Data items:
+===+

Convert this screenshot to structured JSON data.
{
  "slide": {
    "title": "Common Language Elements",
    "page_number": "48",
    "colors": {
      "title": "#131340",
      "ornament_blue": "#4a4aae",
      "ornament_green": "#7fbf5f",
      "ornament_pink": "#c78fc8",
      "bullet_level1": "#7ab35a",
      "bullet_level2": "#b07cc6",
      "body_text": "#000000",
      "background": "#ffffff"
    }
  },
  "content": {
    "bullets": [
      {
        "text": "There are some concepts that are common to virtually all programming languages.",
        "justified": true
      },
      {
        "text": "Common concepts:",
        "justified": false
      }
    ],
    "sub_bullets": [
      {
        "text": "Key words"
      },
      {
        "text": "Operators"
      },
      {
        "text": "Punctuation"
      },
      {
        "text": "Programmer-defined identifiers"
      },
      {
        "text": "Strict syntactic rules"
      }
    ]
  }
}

+===+

● **WHAT IS BEING ASKED**: Word for word, write out all of the data above.

● **SOLUTION TO THE EXERCISE**:
Convert this screenshot to structured JSON data.
{
  "slide": {
    "title": "Common Language Elements",
    "page_number": "48",
    "colors": {
      "title": "#131340",
      "ornament_blue": "#4a4aae",
      "ornament_green": "#7fbf5f",
      "ornament_pink": "#c78fc8",
      "bullet_level1": "#7ab35a",
      "bullet_level2": "#b07cc6",
      "body_text": "#000000",
      "background": "#ffffff"
    }
  },
  "content": {
    "bullets": [
      {
        "text": "There are some concepts that are common to virtually all programming languages.",
        "justified": true
      },
      {
        "text": "Common concepts:",
        "justified": false
      }
    ],
    "sub_bullets": [
      {
        "text": "Key words"
      },
      {
        "text": "Operators"
      },
      {
        "text": "Punctuation"
      },
      {
        "text": "Programmer-defined identifiers"
      },
      {
        "text": "Strict syntactic rules"
      }
    ]
  }
}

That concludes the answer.